* **What to do**
Carry on the probability discussion, starting right after its final line.

* **Provided passage**

↓

I have faith that you know how to prove it

that's evil.

BigBen

btw there is a nice visual way to do this imo

Ok but this was because I misread what you wrote

What is it?

rewrite your goal as $$P(A)+P(B)+P(C) - P(A \cap B \cap C) \overset?\leq 2$$

Ann

make a venn diagram something like this

No I see it cannot be possibly greater than 2

i was not done

P(A) counts the probability of each piece inside A once, so put a 1 in each of these regions

P(B) adds 1 to every piece inside B, so P(A)+P(B) looks like this [where each red number is the coefficient with which that region's probability is counted]

this is P(A)+P(B)+P(C)

and then subtracting P(A \cap B \cap C) puts the red number in the centermost bit back to 2

heres what the LHS looks like.

↑

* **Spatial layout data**

↓

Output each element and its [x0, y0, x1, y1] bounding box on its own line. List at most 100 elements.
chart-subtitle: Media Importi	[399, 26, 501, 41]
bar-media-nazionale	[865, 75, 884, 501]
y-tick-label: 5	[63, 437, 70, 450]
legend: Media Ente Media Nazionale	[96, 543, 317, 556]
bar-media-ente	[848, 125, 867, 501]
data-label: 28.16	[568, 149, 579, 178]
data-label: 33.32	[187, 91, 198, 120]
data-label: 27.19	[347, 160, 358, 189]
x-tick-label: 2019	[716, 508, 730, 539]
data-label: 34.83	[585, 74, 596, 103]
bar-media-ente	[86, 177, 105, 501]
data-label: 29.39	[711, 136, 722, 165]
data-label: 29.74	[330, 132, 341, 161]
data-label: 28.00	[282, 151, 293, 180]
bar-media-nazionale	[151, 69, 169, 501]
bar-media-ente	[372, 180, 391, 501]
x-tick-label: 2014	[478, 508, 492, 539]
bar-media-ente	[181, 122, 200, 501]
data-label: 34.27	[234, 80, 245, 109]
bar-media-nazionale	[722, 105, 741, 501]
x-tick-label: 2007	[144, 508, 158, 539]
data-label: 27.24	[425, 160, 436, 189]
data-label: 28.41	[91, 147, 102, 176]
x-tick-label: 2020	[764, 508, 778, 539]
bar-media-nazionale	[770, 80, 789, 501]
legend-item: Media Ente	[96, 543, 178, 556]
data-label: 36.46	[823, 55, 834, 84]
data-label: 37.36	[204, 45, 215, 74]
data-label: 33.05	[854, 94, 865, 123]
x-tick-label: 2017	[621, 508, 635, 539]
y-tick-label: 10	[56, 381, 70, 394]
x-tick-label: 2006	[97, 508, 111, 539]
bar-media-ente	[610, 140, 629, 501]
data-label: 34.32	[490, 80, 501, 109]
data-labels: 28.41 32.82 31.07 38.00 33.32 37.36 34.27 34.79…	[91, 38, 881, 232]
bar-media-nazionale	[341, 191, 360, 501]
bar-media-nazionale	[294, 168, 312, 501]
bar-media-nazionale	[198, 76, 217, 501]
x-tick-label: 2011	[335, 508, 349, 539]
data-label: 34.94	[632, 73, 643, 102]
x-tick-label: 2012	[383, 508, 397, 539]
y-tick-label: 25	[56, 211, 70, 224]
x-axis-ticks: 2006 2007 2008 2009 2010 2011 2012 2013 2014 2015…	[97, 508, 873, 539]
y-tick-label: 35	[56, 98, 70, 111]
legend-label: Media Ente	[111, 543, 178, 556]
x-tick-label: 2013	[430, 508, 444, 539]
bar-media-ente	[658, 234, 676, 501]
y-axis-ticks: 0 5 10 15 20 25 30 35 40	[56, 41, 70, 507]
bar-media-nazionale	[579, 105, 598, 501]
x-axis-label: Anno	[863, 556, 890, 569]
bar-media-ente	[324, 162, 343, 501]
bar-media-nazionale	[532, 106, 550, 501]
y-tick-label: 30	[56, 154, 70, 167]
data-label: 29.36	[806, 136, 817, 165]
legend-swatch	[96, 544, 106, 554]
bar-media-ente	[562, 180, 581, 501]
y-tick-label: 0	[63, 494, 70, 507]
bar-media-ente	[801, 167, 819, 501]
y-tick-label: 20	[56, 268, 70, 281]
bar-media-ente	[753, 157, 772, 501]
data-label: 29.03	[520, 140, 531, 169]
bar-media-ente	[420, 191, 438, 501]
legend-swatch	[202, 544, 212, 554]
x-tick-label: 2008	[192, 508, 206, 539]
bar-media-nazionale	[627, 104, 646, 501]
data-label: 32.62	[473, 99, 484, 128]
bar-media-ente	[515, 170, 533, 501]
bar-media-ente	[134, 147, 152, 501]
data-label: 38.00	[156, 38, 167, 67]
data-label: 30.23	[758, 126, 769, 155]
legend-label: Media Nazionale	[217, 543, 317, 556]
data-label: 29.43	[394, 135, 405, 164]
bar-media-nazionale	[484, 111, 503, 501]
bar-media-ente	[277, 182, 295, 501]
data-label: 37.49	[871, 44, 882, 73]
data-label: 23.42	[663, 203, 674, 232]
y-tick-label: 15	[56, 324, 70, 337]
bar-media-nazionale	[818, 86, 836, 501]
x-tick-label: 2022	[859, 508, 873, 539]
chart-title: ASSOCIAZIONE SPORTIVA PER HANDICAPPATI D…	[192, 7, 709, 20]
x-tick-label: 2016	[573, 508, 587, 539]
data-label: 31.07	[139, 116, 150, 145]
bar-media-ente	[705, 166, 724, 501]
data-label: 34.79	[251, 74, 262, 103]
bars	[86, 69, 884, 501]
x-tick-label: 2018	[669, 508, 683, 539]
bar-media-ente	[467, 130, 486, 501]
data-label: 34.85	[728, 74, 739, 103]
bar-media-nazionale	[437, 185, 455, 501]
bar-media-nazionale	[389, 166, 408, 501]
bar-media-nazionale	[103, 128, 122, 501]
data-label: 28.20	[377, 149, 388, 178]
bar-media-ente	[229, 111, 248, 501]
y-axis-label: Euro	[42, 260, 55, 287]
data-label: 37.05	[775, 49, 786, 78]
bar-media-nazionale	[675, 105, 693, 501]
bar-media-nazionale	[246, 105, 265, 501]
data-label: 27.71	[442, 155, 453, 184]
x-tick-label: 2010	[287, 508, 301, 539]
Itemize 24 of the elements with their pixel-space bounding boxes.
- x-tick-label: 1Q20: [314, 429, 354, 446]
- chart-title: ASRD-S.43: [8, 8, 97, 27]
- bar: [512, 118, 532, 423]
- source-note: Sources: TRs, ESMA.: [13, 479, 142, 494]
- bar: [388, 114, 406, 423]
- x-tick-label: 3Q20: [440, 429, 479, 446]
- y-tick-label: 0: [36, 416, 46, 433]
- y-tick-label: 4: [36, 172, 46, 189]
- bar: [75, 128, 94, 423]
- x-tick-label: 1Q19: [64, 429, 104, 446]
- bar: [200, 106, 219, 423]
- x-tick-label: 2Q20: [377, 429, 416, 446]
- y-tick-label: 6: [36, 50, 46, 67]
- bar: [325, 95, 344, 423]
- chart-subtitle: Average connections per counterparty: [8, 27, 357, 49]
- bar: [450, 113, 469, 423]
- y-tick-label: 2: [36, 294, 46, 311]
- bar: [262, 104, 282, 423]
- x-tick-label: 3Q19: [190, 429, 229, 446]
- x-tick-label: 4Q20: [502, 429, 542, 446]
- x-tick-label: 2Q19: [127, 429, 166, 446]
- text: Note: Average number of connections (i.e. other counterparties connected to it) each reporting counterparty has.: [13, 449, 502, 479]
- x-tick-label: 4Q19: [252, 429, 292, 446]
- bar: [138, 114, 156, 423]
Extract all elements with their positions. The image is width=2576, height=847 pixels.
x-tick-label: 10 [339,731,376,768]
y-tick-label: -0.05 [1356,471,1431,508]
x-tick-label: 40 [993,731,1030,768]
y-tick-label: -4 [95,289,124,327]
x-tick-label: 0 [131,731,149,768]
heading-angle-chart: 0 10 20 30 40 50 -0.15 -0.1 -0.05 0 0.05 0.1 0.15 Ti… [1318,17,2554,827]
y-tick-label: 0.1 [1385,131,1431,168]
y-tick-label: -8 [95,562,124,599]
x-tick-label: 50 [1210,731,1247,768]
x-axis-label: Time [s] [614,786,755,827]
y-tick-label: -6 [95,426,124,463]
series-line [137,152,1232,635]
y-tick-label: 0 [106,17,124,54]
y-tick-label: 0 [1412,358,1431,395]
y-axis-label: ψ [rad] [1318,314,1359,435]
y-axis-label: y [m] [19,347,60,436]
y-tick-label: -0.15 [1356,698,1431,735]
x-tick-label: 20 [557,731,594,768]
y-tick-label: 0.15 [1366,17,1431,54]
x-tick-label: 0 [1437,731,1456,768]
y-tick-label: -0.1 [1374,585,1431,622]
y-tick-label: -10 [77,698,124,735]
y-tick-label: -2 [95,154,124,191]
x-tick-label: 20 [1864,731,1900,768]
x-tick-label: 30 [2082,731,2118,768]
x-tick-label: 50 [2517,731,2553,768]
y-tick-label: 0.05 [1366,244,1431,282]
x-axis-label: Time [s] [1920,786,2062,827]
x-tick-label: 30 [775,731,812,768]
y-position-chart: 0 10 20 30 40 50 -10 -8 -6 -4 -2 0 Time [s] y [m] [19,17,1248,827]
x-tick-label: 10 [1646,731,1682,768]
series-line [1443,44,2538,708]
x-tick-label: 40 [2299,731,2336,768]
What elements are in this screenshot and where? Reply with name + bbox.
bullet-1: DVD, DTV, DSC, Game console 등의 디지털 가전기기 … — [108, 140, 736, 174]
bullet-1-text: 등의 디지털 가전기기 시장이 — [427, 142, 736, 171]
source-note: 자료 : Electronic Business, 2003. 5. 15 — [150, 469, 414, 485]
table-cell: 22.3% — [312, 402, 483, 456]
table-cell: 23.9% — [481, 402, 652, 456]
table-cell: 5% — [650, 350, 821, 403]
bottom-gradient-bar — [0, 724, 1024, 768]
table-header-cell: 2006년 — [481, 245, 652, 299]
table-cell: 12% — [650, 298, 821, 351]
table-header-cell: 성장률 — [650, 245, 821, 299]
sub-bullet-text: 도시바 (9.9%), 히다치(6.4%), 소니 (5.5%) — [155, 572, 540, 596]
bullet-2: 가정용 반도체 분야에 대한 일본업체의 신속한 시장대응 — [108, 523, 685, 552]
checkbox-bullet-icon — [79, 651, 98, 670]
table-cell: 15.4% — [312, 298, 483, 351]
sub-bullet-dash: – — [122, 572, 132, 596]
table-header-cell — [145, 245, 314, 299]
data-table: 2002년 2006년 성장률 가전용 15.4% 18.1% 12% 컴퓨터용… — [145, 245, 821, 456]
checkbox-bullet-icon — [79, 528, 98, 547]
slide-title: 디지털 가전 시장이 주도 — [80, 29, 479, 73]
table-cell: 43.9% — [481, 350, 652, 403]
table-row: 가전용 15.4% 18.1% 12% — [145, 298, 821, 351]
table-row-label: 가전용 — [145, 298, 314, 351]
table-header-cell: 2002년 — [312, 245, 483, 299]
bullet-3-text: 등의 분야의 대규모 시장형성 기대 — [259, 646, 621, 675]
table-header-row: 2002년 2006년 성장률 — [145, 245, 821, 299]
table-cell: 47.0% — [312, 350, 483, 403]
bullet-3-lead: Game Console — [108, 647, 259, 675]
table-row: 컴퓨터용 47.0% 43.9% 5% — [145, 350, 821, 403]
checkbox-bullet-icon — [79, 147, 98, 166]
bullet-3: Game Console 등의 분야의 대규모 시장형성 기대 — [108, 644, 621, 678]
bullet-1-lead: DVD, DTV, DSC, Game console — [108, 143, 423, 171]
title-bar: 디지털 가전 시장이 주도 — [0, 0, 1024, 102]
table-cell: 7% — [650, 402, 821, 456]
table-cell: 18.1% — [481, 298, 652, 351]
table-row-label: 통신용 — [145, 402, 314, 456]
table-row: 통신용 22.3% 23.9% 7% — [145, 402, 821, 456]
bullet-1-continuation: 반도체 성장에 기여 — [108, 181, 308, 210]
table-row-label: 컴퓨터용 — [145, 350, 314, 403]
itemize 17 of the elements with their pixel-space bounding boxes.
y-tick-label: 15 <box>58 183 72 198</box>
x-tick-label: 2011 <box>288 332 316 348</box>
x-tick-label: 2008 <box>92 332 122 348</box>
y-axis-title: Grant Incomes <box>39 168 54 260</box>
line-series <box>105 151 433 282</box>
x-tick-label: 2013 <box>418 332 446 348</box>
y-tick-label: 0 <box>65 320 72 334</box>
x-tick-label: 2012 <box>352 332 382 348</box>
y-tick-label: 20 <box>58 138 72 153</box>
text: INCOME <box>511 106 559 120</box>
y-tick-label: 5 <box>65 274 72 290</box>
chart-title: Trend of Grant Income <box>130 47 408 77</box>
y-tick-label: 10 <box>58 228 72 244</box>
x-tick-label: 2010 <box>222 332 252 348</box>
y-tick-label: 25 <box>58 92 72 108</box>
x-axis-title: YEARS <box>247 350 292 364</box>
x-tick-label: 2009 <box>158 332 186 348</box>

↑

* **Solved exercise**
each region is counted no more than twice

I KNEW THERE WAS A COUNTING ARGUMENT

o

thats smart

honestly both of our approaches have merits

I think you can also generalise Ann's logic to N events too

Ok so I followed all this but I don't see how that can show that the total area less than or equal 2

the maximum number of times any region is counted is the centre region
which is counted n - 1 times

my logic generalizes to also proving inclusion-exclusion

so it follows that the equivalent expression is <= n - 1

if you are thinking of probabilities as areas

then the "area" of the entire picture is 1

like, if you were to put a "1" in each region, incl the outside one, then the total is 1.0

But for what you did we ignore the e outside region

then it's going to be less!

let me cap off my argument

Also for what you said earlier you were showing that each single one cannot be more than 2

you misunderstood me

each region is counted no more than twice

Ok. so then the logic is because we need all components to be 2 but in our scenario the components are all less than equal to 2 it must also then be less than or equal to 2. And here we say less than equal because if something is less than we can rewrite it as less than or equal to right? But why would we do that? What's the benefit?

urghururhhr.h.

you're KINDA hitting the right-ISH notes but like

it's a bit hard to tease apart the correct understanding from the misconceptions.

What misconception?

And here we say less than equal because if something is less than we can rewrite it as less than or equal to right?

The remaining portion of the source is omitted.